*What you should do*: Work out how many lines in the data hold the word "this", and reply with that number only.

Dataset items:
------------------------

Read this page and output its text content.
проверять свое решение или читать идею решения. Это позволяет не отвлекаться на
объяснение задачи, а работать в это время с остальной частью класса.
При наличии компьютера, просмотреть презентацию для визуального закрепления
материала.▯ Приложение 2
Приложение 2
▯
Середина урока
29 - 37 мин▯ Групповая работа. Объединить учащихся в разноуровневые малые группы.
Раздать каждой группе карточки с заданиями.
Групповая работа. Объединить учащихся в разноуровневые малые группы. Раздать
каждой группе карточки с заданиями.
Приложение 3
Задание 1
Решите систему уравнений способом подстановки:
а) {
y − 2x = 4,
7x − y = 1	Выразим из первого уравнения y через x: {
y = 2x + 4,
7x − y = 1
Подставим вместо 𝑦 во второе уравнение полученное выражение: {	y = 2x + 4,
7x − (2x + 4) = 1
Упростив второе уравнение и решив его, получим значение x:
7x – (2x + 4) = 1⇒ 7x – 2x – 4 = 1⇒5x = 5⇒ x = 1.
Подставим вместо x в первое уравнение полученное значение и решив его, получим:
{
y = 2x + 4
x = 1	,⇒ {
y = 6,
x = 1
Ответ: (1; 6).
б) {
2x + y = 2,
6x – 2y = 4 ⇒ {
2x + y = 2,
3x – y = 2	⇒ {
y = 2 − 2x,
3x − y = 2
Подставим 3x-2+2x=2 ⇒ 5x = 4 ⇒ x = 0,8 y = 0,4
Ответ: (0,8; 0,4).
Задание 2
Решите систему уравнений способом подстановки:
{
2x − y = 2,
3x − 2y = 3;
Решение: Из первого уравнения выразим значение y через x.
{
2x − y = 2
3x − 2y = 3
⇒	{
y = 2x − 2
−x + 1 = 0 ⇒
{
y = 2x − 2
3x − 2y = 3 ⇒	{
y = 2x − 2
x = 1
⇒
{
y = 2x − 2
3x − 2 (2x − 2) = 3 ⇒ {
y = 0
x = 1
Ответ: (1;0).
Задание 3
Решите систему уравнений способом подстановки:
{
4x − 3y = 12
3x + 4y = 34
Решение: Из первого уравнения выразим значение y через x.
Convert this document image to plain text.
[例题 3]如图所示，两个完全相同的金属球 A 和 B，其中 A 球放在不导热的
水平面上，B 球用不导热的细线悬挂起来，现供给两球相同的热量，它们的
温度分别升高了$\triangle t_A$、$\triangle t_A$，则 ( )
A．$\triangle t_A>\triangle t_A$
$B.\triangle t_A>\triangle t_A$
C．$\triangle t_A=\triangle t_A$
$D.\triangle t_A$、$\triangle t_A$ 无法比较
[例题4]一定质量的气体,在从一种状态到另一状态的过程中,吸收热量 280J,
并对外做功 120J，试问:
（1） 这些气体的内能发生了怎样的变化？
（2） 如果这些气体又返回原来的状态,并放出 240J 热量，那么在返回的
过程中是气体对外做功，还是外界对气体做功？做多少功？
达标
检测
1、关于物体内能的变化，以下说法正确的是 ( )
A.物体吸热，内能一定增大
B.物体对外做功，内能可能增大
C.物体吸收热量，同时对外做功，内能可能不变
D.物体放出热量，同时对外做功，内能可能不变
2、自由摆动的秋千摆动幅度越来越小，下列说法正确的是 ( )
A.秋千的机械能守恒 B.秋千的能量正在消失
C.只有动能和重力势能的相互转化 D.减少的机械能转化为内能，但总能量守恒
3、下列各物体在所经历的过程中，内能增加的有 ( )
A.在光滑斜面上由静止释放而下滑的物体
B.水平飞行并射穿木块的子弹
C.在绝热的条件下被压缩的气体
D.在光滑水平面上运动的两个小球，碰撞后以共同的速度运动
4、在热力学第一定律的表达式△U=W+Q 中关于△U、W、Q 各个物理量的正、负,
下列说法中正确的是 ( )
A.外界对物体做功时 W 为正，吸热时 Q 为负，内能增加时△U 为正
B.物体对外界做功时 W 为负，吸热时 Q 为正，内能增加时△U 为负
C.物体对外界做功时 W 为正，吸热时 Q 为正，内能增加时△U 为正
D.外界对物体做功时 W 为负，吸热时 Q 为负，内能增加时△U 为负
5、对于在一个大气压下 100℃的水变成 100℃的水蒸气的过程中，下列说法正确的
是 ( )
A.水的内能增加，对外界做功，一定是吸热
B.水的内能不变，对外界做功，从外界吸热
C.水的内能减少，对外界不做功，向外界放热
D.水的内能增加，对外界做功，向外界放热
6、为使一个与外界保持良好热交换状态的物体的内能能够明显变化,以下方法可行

------------------------

*The result*: 2